• Description of the task
The records that follow must be repeated verbatim, every one of them.
++++ Records for this task ++++
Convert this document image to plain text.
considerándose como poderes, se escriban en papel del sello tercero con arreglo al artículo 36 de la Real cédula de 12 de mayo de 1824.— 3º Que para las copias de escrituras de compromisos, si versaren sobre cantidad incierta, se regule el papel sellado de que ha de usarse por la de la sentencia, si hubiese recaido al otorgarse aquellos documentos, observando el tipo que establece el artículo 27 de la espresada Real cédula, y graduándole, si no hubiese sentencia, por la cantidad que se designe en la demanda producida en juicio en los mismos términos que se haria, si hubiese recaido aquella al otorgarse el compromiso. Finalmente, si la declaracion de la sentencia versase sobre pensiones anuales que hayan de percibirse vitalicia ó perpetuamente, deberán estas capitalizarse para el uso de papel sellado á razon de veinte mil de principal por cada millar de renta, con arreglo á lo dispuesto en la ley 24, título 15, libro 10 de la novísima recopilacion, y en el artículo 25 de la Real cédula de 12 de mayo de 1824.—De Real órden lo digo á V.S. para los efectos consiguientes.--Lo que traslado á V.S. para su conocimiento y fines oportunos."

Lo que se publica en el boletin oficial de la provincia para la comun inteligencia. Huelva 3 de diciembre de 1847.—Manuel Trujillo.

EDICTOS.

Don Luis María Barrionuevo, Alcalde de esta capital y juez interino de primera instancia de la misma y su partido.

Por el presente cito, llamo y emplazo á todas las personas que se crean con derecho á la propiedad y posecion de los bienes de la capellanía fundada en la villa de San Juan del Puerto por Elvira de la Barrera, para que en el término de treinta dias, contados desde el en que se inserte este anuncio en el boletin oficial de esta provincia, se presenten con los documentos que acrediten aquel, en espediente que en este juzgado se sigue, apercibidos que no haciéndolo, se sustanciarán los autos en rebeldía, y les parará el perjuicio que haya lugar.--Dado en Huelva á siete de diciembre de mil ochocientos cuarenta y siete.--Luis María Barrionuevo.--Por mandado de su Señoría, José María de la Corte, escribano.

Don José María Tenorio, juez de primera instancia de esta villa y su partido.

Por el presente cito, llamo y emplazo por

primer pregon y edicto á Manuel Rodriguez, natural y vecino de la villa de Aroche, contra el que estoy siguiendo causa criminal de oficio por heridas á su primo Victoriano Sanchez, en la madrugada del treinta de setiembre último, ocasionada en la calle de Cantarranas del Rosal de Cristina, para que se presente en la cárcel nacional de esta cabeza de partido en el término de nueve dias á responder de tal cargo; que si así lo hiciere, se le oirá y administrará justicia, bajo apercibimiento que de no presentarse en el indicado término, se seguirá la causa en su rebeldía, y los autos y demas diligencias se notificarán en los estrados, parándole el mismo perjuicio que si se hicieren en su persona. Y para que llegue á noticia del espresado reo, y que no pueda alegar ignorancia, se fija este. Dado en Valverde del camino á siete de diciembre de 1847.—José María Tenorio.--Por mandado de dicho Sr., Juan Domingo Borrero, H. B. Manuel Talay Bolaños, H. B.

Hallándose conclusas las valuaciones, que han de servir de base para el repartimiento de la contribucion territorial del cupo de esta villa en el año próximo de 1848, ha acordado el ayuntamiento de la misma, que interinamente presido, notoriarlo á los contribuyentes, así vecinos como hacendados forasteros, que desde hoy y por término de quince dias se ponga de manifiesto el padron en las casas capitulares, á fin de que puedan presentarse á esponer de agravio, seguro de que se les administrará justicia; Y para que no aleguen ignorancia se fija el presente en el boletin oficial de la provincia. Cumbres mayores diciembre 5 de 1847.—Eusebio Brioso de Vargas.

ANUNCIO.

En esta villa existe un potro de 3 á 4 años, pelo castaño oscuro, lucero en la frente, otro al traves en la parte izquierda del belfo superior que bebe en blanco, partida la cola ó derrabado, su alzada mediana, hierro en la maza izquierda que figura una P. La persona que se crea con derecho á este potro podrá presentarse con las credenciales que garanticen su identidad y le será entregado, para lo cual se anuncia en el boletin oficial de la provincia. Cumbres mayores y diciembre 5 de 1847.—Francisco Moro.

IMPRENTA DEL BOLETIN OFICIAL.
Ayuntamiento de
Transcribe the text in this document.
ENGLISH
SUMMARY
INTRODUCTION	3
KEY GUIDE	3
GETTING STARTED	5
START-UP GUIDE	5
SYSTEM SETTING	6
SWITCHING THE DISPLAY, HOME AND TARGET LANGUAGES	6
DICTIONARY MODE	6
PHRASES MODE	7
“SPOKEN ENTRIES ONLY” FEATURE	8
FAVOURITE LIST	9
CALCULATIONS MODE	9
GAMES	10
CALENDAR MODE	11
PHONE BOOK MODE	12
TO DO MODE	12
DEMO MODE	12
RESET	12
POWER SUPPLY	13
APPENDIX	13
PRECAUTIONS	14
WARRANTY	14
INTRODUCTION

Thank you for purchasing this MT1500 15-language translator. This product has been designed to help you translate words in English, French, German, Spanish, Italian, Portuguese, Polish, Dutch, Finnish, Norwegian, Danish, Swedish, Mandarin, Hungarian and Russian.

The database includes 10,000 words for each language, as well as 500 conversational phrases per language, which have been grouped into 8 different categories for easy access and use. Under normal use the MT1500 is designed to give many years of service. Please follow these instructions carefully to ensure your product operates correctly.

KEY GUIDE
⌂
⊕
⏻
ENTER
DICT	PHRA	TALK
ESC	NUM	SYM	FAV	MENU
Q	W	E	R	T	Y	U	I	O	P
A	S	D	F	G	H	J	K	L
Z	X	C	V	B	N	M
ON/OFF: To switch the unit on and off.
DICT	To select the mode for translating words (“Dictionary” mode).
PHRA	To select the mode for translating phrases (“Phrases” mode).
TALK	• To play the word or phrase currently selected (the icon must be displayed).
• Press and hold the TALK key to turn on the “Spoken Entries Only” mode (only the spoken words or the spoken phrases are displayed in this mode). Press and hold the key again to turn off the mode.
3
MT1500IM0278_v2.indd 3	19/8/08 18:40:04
++++
• Solution for this task
Convert this document image to plain text.
considerándose como poderes, se escriban en papel del sello tercero con arreglo al artículo 36 de la Real cédula de 12 de mayo de 1824.— 3º Que para las copias de escrituras de compromisos, si versaren sobre cantidad incierta, se regule el papel sellado de que ha de usarse por la de la sentencia, si hubiese recaido al otorgarse aquellos documentos, observando el tipo que establece el artículo 27 de la espresada Real cédula, y graduándole, si no hubiese sentencia, por la cantidad que se designe en la demanda producida en juicio en los mismos términos que se haria, si hubiese recaido aquella al otorgarse el compromiso. Finalmente, si la declaracion de la sentencia versase sobre pensiones anuales que hayan de percibirse vitalicia ó perpetuamente, deberán estas capitalizarse para el uso de papel sellado á razon de veinte mil de principal por cada millar de renta, con arreglo á lo dispuesto en la ley 24, título 15, libro 10 de la novísima recopilacion, y en el artículo 25 de la Real cédula de 12 de mayo de 1824.—De Real órden lo digo á V.S. para los efectos consiguientes.--Lo que traslado á V.S. para su conocimiento y fines oportunos."

Lo que se publica en el boletin oficial de la provincia para la comun inteligencia. Huelva 3 de diciembre de 1847.—Manuel Trujillo.

EDICTOS.

Don Luis María Barrionuevo, Alcalde de esta capital y juez interino de primera instancia de la misma y su partido.

Por el presente cito, llamo y emplazo á todas las personas que se crean con derecho á la propiedad y posecion de los bienes de la capellanía fundada en la villa de San Juan del Puerto por Elvira de la Barrera, para que en el término de treinta dias, contados desde el en que se inserte este anuncio en el boletin oficial de esta provincia, se presenten con los documentos que acrediten aquel, en espediente que en este juzgado se sigue, apercibidos que no haciéndolo, se sustanciarán los autos en rebeldía, y les parará el perjuicio que haya lugar.--Dado en Huelva á siete de diciembre de mil ochocientos cuarenta y siete.--Luis María Barrionuevo.--Por mandado de su Señoría, José María de la Corte, escribano.

Don José María Tenorio, juez de primera instancia de esta villa y su partido.

Por el presente cito, llamo y emplazo por

primer pregon y edicto á Manuel Rodriguez, natural y vecino de la villa de Aroche, contra el que estoy siguiendo causa criminal de oficio por heridas á su primo Victoriano Sanchez, en la madrugada del treinta de setiembre último, ocasionada en la calle de Cantarranas del Rosal de Cristina, para que se presente en la cárcel nacional de esta cabeza de partido en el término de nueve dias á responder de tal cargo; que si así lo hiciere, se le oirá y administrará justicia, bajo apercibimiento que de no presentarse en el indicado término, se seguirá la causa en su rebeldía, y los autos y demas diligencias se notificarán en los estrados, parándole el mismo perjuicio que si se hicieren en su persona. Y para que llegue á noticia del espresado reo, y que no pueda alegar ignorancia, se fija este. Dado en Valverde del camino á siete de diciembre de 1847.—José María Tenorio.--Por mandado de dicho Sr., Juan Domingo Borrero, H. B. Manuel Talay Bolaños, H. B.

Hallándose conclusas las valuaciones, que han de servir de base para el repartimiento de la contribucion territorial del cupo de esta villa en el año próximo de 1848, ha acordado el ayuntamiento de la misma, que interinamente presido, notoriarlo á los contribuyentes, así vecinos como hacendados forasteros, que desde hoy y por término de quince dias se ponga de manifiesto el padron en las casas capitulares, á fin de que puedan presentarse á esponer de agravio, seguro de que se les administrará justicia; Y para que no aleguen ignorancia se fija el presente en el boletin oficial de la provincia. Cumbres mayores diciembre 5 de 1847.—Eusebio Brioso de Vargas.

ANUNCIO.

En esta villa existe un potro de 3 á 4 años, pelo castaño oscuro, lucero en la frente, otro al traves en la parte izquierda del belfo superior que bebe en blanco, partida la cola ó derrabado, su alzada mediana, hierro en la maza izquierda que figura una P. La persona que se crea con derecho á este potro podrá presentarse con las credenciales que garanticen su identidad y le será entregado, para lo cual se anuncia en el boletin oficial de la provincia. Cumbres mayores y diciembre 5 de 1847.—Francisco Moro.

IMPRENTA DEL BOLETIN OFICIAL.
Ayuntamiento de
Transcribe the text in this document.
ENGLISH
SUMMARY
INTRODUCTION	3
KEY GUIDE	3
GETTING STARTED	5
START-UP GUIDE	5
SYSTEM SETTING	6
SWITCHING THE DISPLAY, HOME AND TARGET LANGUAGES	6
DICTIONARY MODE	6
PHRASES MODE	7
“SPOKEN ENTRIES ONLY” FEATURE	8
FAVOURITE LIST	9
CALCULATIONS MODE	9
GAMES	10
CALENDAR MODE	11
PHONE BOOK MODE	12
TO DO MODE	12
DEMO MODE	12
RESET	12
POWER SUPPLY	13
APPENDIX	13
PRECAUTIONS	14
WARRANTY	14
INTRODUCTION

Thank you for purchasing this MT1500 15-language translator. This product has been designed to help you translate words in English, French, German, Spanish, Italian, Portuguese, Polish, Dutch, Finnish, Norwegian, Danish, Swedish, Mandarin, Hungarian and Russian.

The database includes 10,000 words for each language, as well as 500 conversational phrases per language, which have been grouped into 8 different categories for easy access and use. Under normal use the MT1500 is designed to give many years of service. Please follow these instructions carefully to ensure your product operates correctly.

KEY GUIDE
⌂
⊕
⏻
ENTER
DICT	PHRA	TALK
ESC	NUM	SYM	FAV	MENU
Q	W	E	R	T	Y	U	I	O	P
A	S	D	F	G	H	J	K	L
Z	X	C	V	B	N	M
ON/OFF: To switch the unit on and off.
DICT	To select the mode for translating words (“Dictionary” mode).
PHRA	To select the mode for translating phrases (“Phrases” mode).
TALK	• To play the word or phrase currently selected (the icon must be displayed).
• Press and hold the TALK key to turn on the “Spoken Entries Only” mode (only the spoken words or the spoken phrases are displayed in this mode). Press and hold the key again to turn off the mode.
3
MT1500IM0278_v2.indd 3	19/8/08 18:40:04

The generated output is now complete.